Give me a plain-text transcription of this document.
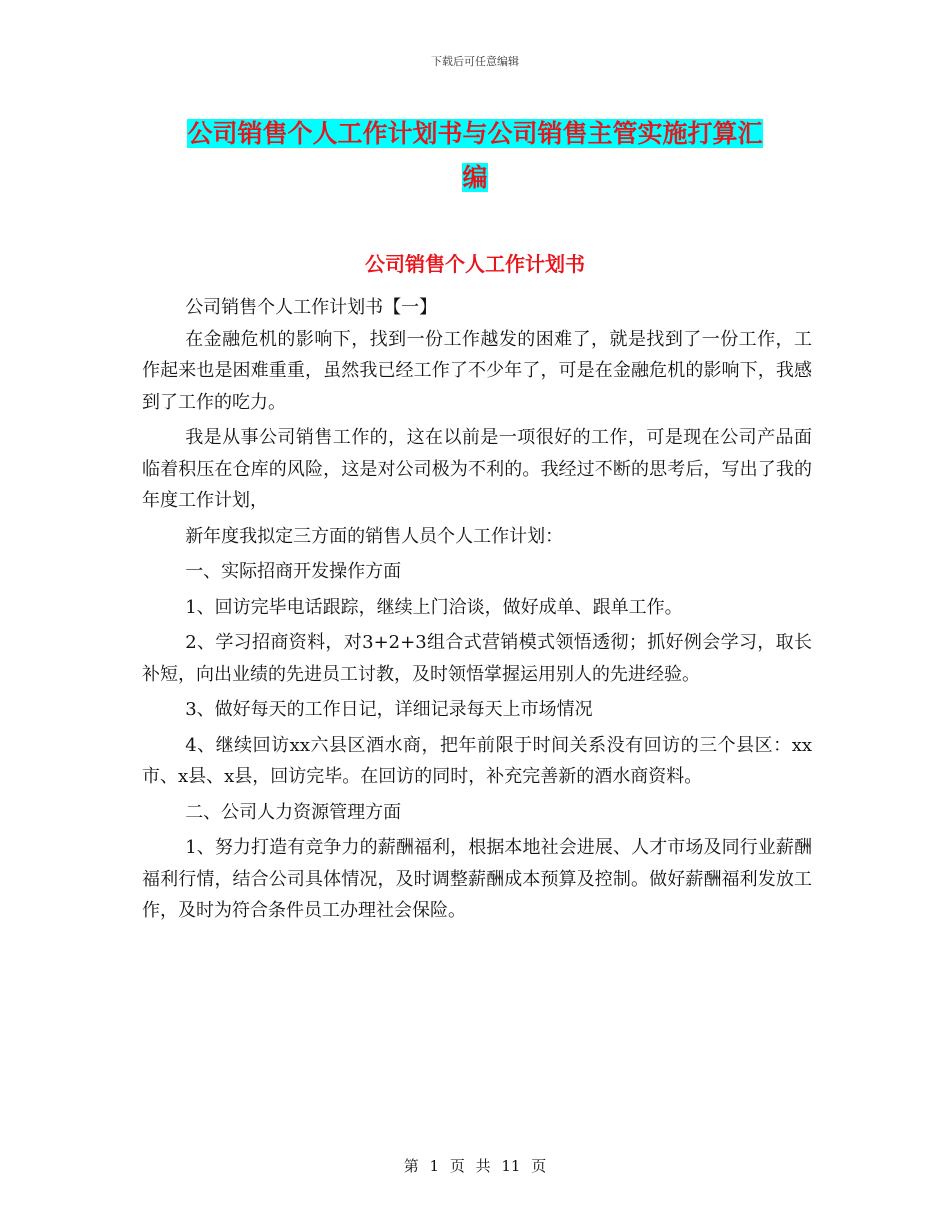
下载后可任意编辑
公司销售个人工作计划书与公司销售主管实施打算汇
编
公司销售个人工作计划书

公司销售个人工作计划书【一】

在金融危机的影响下，找到一份工作越发的困难了，就是找到了一份工作，工作起来也是困难重重，虽然我已经工作了不少年了，可是在金融危机的影响下，我感到了工作的吃力。

我是从事公司销售工作的，这在以前是一项很好的工作，可是现在公司产品面临着积压在仓库的风险，这是对公司极为不利的。我经过不断的思考后，写出了我的年度工作计划，

新年度我拟定三方面的销售人员个人工作计划：

一、实际招商开发操作方面

1、回访完毕电话跟踪，继续上门洽谈，做好成单、跟单工作。

2、学习招商资料，对3+2+3组合式营销模式领悟透彻；抓好例会学习，取长补短，向出业绩的先进员工讨教，及时领悟掌握运用别人的先进经验。

3、做好每天的工作日记，详细记录每天上市场情况

4、继续回访xx六县区酒水商，把年前限于时间关系没有回访的三个县区：xx市、x县、x县，回访完毕。在回访的同时，补充完善新的酒水商资料。

二、公司人力资源管理方面

1、努力打造有竞争力的薪酬福利，根据本地社会进展、人才市场及同行业薪酬福利行情，结合公司具体情况，及时调整薪酬成本预算及控制。做好薪酬福利发放工作，及时为符合条件员工办理社会保险。

第 1 页 共 11 页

> [What is expected]:
Every record must be copied exactly, with the pictures left out.

> [Right answer]:
Give me a plain-text transcription of this document.
下载后可任意编辑
公司销售个人工作计划书与公司销售主管实施打算汇
编
公司销售个人工作计划书

公司销售个人工作计划书【一】

在金融危机的影响下，找到一份工作越发的困难了，就是找到了一份工作，工作起来也是困难重重，虽然我已经工作了不少年了，可是在金融危机的影响下，我感到了工作的吃力。

我是从事公司销售工作的，这在以前是一项很好的工作，可是现在公司产品面临着积压在仓库的风险，这是对公司极为不利的。我经过不断的思考后，写出了我的年度工作计划，

新年度我拟定三方面的销售人员个人工作计划：

一、实际招商开发操作方面

1、回访完毕电话跟踪，继续上门洽谈，做好成单、跟单工作。

2、学习招商资料，对3+2+3组合式营销模式领悟透彻；抓好例会学习，取长补短，向出业绩的先进员工讨教，及时领悟掌握运用别人的先进经验。

3、做好每天的工作日记，详细记录每天上市场情况

4、继续回访xx六县区酒水商，把年前限于时间关系没有回访的三个县区：xx市、x县、x县，回访完毕。在回访的同时，补充完善新的酒水商资料。

二、公司人力资源管理方面

1、努力打造有竞争力的薪酬福利，根据本地社会进展、人才市场及同行业薪酬福利行情，结合公司具体情况，及时调整薪酬成本预算及控制。做好薪酬福利发放工作，及时为符合条件员工办理社会保险。

第 1 页 共 11 页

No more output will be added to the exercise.